→ WHAT NEEDS TO BE DONE:
Every line of the material that follows must be printed again exactly.

→ INPUT:
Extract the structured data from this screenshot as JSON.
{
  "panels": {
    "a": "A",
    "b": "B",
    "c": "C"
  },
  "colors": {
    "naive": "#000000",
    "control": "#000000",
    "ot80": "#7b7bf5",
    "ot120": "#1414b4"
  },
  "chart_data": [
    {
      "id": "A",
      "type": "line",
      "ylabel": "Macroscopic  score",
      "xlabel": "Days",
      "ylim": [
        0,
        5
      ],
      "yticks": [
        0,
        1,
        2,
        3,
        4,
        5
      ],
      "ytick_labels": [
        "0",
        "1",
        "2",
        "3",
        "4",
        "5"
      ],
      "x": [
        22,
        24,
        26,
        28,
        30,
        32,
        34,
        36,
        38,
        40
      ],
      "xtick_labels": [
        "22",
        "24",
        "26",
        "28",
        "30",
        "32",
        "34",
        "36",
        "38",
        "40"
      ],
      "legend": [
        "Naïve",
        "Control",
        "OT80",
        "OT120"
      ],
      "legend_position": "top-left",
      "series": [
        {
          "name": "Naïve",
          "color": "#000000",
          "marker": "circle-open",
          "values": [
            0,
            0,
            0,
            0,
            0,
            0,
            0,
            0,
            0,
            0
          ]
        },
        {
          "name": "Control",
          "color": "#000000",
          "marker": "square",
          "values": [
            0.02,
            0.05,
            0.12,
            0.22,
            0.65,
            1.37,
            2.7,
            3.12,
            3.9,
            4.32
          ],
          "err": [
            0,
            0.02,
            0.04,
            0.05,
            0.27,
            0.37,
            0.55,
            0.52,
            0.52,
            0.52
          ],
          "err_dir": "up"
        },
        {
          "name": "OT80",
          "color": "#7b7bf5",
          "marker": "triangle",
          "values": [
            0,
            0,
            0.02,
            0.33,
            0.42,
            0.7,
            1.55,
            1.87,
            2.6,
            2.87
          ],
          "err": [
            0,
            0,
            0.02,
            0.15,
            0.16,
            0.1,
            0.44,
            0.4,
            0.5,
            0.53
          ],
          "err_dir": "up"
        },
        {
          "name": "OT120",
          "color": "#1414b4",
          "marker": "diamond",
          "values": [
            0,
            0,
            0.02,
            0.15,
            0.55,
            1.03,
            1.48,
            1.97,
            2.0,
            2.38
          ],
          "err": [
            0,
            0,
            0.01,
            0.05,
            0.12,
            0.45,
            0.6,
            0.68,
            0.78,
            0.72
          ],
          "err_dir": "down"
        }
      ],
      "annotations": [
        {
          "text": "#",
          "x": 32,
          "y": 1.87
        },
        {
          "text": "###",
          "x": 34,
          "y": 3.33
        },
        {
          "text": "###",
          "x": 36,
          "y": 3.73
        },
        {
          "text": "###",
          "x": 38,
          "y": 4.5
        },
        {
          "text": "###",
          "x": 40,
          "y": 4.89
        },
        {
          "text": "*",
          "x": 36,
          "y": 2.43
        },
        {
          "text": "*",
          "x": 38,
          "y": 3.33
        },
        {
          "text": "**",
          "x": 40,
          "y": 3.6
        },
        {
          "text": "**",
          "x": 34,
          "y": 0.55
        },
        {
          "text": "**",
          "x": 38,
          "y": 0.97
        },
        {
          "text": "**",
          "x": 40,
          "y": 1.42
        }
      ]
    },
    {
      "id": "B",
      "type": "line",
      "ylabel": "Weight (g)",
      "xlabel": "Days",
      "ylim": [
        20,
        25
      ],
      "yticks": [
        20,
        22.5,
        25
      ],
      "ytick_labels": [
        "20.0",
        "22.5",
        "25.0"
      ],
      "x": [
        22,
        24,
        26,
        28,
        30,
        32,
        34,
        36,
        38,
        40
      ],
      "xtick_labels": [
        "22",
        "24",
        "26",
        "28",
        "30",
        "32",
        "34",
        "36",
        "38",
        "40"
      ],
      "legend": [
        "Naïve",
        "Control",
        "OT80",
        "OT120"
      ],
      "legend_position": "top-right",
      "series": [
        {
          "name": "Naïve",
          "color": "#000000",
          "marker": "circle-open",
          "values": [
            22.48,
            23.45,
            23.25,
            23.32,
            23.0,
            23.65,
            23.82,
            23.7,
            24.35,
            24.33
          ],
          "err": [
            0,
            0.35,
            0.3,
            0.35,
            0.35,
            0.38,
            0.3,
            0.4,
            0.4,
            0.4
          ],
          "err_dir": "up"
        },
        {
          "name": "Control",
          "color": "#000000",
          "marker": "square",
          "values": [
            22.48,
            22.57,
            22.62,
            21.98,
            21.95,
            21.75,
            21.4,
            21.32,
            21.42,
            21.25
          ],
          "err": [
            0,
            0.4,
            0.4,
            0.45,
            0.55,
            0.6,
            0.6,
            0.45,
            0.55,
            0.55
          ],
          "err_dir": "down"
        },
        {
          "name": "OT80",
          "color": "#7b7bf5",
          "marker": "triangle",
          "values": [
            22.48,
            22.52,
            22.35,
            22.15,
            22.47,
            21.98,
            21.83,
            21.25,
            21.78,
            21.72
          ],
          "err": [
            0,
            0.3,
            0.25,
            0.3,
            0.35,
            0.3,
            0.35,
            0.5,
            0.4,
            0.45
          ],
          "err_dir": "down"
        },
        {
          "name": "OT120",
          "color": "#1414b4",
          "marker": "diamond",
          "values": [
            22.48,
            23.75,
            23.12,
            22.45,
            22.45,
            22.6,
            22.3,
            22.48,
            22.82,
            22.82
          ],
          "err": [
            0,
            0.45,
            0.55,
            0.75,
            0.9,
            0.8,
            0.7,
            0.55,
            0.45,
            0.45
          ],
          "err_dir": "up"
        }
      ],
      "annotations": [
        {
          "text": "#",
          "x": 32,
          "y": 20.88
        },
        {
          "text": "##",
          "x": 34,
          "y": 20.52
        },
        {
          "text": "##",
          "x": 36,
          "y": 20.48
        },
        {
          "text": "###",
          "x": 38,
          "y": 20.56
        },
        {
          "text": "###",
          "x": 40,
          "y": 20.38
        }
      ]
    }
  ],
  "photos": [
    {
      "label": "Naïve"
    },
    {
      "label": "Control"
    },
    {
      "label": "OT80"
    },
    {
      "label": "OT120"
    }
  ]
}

→ EXERCISE OUTPUT:
Extract the structured data from this screenshot as JSON.
{
  "panels": {
    "a": "A",
    "b": "B",
    "c": "C"
  },
  "colors": {
    "naive": "#000000",
    "control": "#000000",
    "ot80": "#7b7bf5",
    "ot120": "#1414b4"
  },
  "chart_data": [
    {
      "id": "A",
      "type": "line",
      "ylabel": "Macroscopic  score",
      "xlabel": "Days",
      "ylim": [
        0,
        5
      ],
      "yticks": [
        0,
        1,
        2,
        3,
        4,
        5
      ],
      "ytick_labels": [
        "0",
        "1",
        "2",
        "3",
        "4",
        "5"
      ],
      "x": [
        22,
        24,
        26,
        28,
        30,
        32,
        34,
        36,
        38,
        40
      ],
      "xtick_labels": [
        "22",
        "24",
        "26",
        "28",
        "30",
        "32",
        "34",
        "36",
        "38",
        "40"
      ],
      "legend": [
        "Naïve",
        "Control",
        "OT80",
        "OT120"
      ],
      "legend_position": "top-left",
      "series": [
        {
          "name": "Naïve",
          "color": "#000000",
          "marker": "circle-open",
          "values": [
            0,
            0,
            0,
            0,
            0,
            0,
            0,
            0,
            0,
            0
          ]
        },
        {
          "name": "Control",
          "color": "#000000",
          "marker": "square",
          "values": [
            0.02,
            0.05,
            0.12,
            0.22,
            0.65,
            1.37,
            2.7,
            3.12,
            3.9,
            4.32
          ],
          "err": [
            0,
            0.02,
            0.04,
            0.05,
            0.27,
            0.37,
            0.55,
            0.52,
            0.52,
            0.52
          ],
          "err_dir": "up"
        },
        {
          "name": "OT80",
          "color": "#7b7bf5",
          "marker": "triangle",
          "values": [
            0,
            0,
            0.02,
            0.33,
            0.42,
            0.7,
            1.55,
            1.87,
            2.6,
            2.87
          ],
          "err": [
            0,
            0,
            0.02,
            0.15,
            0.16,
            0.1,
            0.44,
            0.4,
            0.5,
            0.53
          ],
          "err_dir": "up"
        },
        {
          "name": "OT120",
          "color": "#1414b4",
          "marker": "diamond",
          "values": [
            0,
            0,
            0.02,
            0.15,
            0.55,
            1.03,
            1.48,
            1.97,
            2.0,
            2.38
          ],
          "err": [
            0,
            0,
            0.01,
            0.05,
            0.12,
            0.45,
            0.6,
            0.68,
            0.78,
            0.72
          ],
          "err_dir": "down"
        }
      ],
      "annotations": [
        {
          "text": "#",
          "x": 32,
          "y": 1.87
        },
        {
          "text": "###",
          "x": 34,
          "y": 3.33
        },
        {
          "text": "###",
          "x": 36,
          "y": 3.73
        },
        {
          "text": "###",
          "x": 38,
          "y": 4.5
        },
        {
          "text": "###",
          "x": 40,
          "y": 4.89
        },
        {
          "text": "*",
          "x": 36,
          "y": 2.43
        },
        {
          "text": "*",
          "x": 38,
          "y": 3.33
        },
        {
          "text": "**",
          "x": 40,
          "y": 3.6
        },
        {
          "text": "**",
          "x": 34,
          "y": 0.55
        },
        {
          "text": "**",
          "x": 38,
          "y": 0.97
        },
        {
          "text": "**",
          "x": 40,
          "y": 1.42
        }
      ]
    },
    {
      "id": "B",
      "type": "line",
      "ylabel": "Weight (g)",
      "xlabel": "Days",
      "ylim": [
        20,
        25
      ],
      "yticks": [
        20,
        22.5,
        25
      ],
      "ytick_labels": [
        "20.0",
        "22.5",
        "25.0"
      ],
      "x": [
        22,
        24,
        26,
        28,
        30,
        32,
        34,
        36,
        38,
        40
      ],
      "xtick_labels": [
        "22",
        "24",
        "26",
        "28",
        "30",
        "32",
        "34",
        "36",
        "38",
        "40"
      ],
      "legend": [
        "Naïve",
        "Control",
        "OT80",
        "OT120"
      ],
      "legend_position": "top-right",
      "series": [
        {
          "name": "Naïve",
          "color": "#000000",
          "marker": "circle-open",
          "values": [
            22.48,
            23.45,
            23.25,
            23.32,
            23.0,
            23.65,
            23.82,
            23.7,
            24.35,
            24.33
          ],
          "err": [
            0,
            0.35,
            0.3,
            0.35,
            0.35,
            0.38,
            0.3,
            0.4,
            0.4,
            0.4
          ],
          "err_dir": "up"
        },
        {
          "name": "Control",
          "color": "#000000",
          "marker": "square",
          "values": [
            22.48,
            22.57,
            22.62,
            21.98,
            21.95,
            21.75,
            21.4,
            21.32,
            21.42,
            21.25
          ],
          "err": [
            0,
            0.4,
            0.4,
            0.45,
            0.55,
            0.6,
            0.6,
            0.45,
            0.55,
            0.55
          ],
          "err_dir": "down"
        },
        {
          "name": "OT80",
          "color": "#7b7bf5",
          "marker": "triangle",
          "values": [
            22.48,
            22.52,
            22.35,
            22.15,
            22.47,
            21.98,
            21.83,
            21.25,
            21.78,
            21.72
          ],
          "err": [
            0,
            0.3,
            0.25,
            0.3,
            0.35,
            0.3,
            0.35,
            0.5,
            0.4,
            0.45
          ],
          "err_dir": "down"
        },
        {
          "name": "OT120",
          "color": "#1414b4",
          "marker": "diamond",
          "values": [
            22.48,
            23.75,
            23.12,
            22.45,
            22.45,
            22.6,
            22.3,
            22.48,
            22.82,
            22.82
          ],
          "err": [
            0,
            0.45,
            0.55,
            0.75,
            0.9,
            0.8,
            0.7,
            0.55,
            0.45,
            0.45
          ],
          "err_dir": "up"
        }
      ],
      "annotations": [
        {
          "text": "#",
          "x": 32,
          "y": 20.88
        },
        {
          "text": "##",
          "x": 34,
          "y": 20.52
        },
        {
          "text": "##",
          "x": 36,
          "y": 20.48
        },
        {
          "text": "###",
          "x": 38,
          "y": 20.56
        },
        {
          "text": "###",
          "x": 40,
          "y": 20.38
        }
      ]
    }
  ],
  "photos": [
    {
      "label": "Naïve"
    },
    {
      "label": "Control"
    },
    {
      "label": "OT80"
    },
    {
      "label": "OT120"
    }
  ]
}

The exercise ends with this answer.